# Objective
Select and copy out every line in the records containing "this".

[Saved entries]
◆ ◆ ◆

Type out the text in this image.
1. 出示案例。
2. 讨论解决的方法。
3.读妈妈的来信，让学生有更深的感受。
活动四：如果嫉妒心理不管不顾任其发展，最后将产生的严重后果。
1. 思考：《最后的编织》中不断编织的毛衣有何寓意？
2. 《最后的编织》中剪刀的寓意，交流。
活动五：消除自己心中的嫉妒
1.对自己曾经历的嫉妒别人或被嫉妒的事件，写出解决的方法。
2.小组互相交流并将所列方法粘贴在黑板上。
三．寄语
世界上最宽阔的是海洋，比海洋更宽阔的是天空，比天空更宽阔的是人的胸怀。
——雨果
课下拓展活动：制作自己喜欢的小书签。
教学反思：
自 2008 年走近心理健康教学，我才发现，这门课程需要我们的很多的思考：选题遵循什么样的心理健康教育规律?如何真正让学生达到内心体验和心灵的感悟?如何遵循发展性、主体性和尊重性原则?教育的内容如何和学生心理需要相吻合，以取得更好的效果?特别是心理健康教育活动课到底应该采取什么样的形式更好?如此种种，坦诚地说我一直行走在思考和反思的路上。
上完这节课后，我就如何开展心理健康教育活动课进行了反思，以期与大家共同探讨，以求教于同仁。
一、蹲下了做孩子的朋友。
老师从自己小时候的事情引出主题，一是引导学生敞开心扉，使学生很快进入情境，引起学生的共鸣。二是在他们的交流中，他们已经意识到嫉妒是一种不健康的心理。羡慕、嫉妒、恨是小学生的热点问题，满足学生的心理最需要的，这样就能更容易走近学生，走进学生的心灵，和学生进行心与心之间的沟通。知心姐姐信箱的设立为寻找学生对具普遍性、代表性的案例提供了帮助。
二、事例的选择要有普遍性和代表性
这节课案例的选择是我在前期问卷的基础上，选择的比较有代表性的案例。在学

◆ ◆ ◆

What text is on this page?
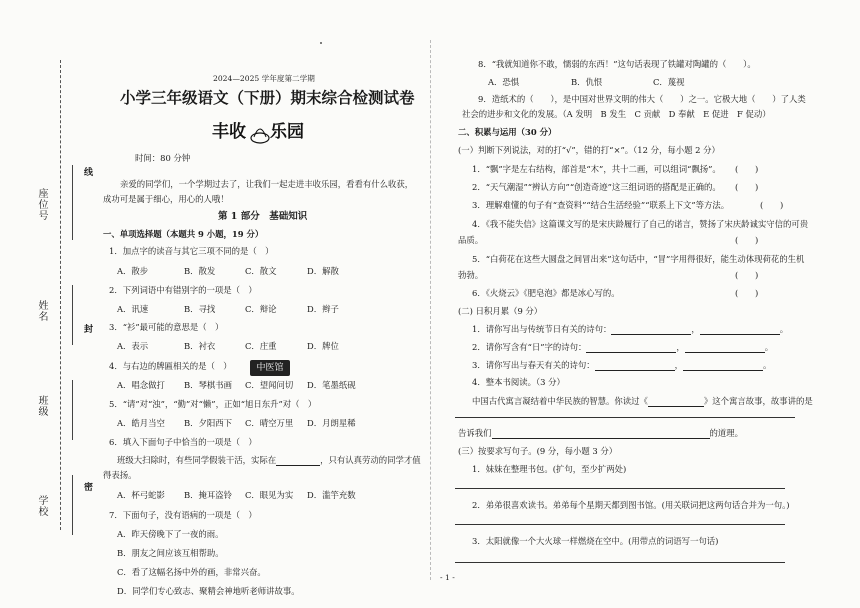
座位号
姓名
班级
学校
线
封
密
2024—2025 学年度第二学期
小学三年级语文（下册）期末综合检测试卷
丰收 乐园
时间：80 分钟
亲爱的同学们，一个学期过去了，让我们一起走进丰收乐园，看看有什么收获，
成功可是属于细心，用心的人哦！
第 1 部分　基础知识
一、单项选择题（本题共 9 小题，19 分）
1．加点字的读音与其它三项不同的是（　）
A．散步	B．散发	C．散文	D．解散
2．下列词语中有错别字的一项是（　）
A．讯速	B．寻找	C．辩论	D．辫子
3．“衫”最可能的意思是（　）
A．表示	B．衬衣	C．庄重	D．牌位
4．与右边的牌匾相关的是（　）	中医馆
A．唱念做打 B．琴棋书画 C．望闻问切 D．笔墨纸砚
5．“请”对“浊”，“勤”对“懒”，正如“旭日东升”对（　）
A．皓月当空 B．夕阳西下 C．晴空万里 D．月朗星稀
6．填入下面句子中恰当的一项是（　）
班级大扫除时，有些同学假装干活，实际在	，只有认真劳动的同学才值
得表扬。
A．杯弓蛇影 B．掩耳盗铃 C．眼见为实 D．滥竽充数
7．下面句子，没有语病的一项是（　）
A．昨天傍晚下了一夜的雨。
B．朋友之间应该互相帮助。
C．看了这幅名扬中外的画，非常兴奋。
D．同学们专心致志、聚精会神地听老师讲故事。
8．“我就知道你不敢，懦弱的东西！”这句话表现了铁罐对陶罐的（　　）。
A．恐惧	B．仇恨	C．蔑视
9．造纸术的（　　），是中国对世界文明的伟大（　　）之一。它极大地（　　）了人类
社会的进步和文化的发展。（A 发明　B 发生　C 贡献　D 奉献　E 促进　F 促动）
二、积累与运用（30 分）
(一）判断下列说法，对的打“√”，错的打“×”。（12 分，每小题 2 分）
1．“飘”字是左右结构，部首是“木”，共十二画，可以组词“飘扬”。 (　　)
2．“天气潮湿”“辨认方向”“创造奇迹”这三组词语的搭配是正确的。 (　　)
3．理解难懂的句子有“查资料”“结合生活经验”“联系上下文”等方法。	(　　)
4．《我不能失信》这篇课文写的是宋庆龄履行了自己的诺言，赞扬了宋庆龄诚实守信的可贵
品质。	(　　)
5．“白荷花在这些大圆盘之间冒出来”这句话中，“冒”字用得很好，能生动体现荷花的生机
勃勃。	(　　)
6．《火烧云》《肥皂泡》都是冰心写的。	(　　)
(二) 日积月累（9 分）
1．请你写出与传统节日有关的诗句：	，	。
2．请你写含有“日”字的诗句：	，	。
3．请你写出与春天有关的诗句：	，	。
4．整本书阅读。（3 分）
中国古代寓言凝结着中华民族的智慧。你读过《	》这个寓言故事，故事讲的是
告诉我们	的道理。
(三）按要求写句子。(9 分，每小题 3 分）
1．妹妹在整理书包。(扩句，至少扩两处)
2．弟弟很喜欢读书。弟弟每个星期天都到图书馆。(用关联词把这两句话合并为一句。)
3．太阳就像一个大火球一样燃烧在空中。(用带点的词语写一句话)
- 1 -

◆ ◆ ◆

# Reply to the task
Type out the text in this image.
What text is on this page?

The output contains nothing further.